YOUR OBJECTIVE: Can you quote exactly the stretch of lines from the one with "Output a JSON" through the final line of the material, both ends included?

Collected data entries:
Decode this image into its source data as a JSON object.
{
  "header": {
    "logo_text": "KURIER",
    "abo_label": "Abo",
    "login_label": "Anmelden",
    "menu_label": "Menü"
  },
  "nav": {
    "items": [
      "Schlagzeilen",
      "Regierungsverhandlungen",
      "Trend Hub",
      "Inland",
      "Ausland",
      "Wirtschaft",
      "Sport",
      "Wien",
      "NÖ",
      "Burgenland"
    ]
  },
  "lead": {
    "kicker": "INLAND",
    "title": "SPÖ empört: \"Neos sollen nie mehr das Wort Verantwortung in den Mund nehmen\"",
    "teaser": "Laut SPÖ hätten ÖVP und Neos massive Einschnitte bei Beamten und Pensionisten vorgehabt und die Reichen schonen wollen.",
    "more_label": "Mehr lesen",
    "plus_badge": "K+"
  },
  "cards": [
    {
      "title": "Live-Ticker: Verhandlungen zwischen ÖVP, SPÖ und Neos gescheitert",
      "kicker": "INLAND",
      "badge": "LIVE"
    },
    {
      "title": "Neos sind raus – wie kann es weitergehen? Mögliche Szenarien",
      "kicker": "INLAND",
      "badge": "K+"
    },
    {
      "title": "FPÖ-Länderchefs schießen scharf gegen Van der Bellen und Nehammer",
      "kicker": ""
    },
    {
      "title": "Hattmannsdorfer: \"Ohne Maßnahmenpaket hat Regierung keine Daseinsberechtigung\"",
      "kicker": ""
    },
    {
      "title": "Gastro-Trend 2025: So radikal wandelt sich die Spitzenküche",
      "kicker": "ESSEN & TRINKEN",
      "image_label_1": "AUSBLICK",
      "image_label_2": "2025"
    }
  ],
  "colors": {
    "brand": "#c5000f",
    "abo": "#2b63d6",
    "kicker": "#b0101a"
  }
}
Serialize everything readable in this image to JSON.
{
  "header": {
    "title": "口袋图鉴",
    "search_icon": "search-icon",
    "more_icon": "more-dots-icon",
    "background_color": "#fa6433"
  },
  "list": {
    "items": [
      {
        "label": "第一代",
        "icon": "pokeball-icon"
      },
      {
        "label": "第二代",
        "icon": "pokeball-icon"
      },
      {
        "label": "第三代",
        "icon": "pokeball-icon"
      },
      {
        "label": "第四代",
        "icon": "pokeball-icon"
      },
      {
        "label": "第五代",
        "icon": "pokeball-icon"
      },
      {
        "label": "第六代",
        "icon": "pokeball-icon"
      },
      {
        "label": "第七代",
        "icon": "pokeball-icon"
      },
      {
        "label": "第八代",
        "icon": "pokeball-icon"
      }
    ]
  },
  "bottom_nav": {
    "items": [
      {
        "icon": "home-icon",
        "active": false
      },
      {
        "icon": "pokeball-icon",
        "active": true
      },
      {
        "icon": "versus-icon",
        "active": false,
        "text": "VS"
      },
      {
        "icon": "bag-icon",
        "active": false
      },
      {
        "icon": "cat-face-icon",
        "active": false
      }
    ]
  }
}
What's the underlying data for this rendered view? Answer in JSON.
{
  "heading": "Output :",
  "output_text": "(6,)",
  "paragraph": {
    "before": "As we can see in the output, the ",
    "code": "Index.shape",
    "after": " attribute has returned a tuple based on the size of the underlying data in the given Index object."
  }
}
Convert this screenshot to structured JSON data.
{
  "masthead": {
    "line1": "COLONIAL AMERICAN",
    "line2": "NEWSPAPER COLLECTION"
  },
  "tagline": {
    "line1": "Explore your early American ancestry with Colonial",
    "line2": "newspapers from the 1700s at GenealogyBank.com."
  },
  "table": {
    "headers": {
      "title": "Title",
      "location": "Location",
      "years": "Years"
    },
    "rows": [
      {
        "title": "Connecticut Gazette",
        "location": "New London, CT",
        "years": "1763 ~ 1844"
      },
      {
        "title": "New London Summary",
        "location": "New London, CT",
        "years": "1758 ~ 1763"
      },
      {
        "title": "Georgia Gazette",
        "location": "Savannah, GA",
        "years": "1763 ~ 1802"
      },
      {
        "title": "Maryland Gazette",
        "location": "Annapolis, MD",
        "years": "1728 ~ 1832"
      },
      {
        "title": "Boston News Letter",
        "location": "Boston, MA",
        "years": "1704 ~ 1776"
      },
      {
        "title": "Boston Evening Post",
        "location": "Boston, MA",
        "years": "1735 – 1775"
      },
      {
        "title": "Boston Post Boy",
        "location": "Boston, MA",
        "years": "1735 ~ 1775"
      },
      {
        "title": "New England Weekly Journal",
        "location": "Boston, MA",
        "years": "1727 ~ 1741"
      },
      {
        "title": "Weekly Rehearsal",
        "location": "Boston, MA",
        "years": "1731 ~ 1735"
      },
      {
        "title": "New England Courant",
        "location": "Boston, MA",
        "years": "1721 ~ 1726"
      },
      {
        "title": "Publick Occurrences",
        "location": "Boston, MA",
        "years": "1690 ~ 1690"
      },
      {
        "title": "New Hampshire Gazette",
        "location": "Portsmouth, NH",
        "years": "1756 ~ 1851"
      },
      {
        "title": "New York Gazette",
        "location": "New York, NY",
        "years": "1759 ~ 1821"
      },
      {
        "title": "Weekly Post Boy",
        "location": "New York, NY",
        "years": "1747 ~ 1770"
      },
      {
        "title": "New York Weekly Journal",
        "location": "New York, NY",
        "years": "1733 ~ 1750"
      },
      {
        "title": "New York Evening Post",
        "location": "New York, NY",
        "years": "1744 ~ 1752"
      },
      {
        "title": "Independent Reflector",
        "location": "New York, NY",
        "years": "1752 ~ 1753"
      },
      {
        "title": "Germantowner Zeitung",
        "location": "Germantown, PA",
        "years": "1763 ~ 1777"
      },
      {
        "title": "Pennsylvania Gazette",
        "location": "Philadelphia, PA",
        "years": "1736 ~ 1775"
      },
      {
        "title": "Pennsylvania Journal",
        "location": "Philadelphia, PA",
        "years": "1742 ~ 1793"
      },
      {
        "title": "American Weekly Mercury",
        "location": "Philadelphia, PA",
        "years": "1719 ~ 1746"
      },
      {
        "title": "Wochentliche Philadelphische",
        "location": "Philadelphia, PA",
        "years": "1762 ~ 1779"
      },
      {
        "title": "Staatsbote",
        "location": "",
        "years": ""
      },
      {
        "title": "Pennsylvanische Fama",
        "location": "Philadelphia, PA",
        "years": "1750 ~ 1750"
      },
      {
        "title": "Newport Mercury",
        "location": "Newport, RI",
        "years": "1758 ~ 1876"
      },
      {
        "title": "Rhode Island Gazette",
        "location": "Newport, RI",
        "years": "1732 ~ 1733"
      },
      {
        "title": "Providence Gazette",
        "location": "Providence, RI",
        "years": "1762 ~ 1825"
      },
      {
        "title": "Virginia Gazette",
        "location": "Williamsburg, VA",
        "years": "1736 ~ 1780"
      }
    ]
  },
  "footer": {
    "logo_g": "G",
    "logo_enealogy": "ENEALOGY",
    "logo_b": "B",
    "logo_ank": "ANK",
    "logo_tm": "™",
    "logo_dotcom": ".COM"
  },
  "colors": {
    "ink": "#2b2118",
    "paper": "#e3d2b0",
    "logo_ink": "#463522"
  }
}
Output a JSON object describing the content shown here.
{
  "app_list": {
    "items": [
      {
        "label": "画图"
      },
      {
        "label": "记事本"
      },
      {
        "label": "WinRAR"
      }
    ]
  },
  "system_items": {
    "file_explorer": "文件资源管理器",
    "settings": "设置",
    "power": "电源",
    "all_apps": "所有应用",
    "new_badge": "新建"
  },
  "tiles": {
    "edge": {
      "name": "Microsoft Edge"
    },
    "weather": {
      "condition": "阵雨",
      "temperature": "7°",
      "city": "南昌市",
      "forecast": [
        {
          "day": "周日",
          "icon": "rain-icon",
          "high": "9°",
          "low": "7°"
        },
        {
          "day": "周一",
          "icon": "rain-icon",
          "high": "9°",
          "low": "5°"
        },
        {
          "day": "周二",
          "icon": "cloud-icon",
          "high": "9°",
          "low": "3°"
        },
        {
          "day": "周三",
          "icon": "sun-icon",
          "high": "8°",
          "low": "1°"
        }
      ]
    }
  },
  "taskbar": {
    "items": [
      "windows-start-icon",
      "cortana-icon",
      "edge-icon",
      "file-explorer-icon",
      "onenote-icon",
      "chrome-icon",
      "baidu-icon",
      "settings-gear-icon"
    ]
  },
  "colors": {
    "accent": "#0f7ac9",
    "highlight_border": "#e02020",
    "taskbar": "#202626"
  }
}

RESULT FOR THIS TASK:
Output a JSON object describing the content shown here.
{
  "app_list": {
    "items": [
      {
        "label": "画图"
      },
      {
        "label": "记事本"
      },
      {
        "label": "WinRAR"
      }
    ]
  },
  "system_items": {
    "file_explorer": "文件资源管理器",
    "settings": "设置",
    "power": "电源",
    "all_apps": "所有应用",
    "new_badge": "新建"
  },
  "tiles": {
    "edge": {
      "name": "Microsoft Edge"
    },
    "weather": {
      "condition": "阵雨",
      "temperature": "7°",
      "city": "南昌市",
      "forecast": [
        {
          "day": "周日",
          "icon": "rain-icon",
          "high": "9°",
          "low": "7°"
        },
        {
          "day": "周一",
          "icon": "rain-icon",
          "high": "9°",
          "low": "5°"
        },
        {
          "day": "周二",
          "icon": "cloud-icon",
          "high": "9°",
          "low": "3°"
        },
        {
          "day": "周三",
          "icon": "sun-icon",
          "high": "8°",
          "low": "1°"
        }
      ]
    }
  },
  "taskbar": {
    "items": [
      "windows-start-icon",
      "cortana-icon",
      "edge-icon",
      "file-explorer-icon",
      "onenote-icon",
      "chrome-icon",
      "baidu-icon",
      "settings-gear-icon"
    ]
  },
  "colors": {
    "accent": "#0f7ac9",
    "highlight_border": "#e02020",
    "taskbar": "#202626"
  }
}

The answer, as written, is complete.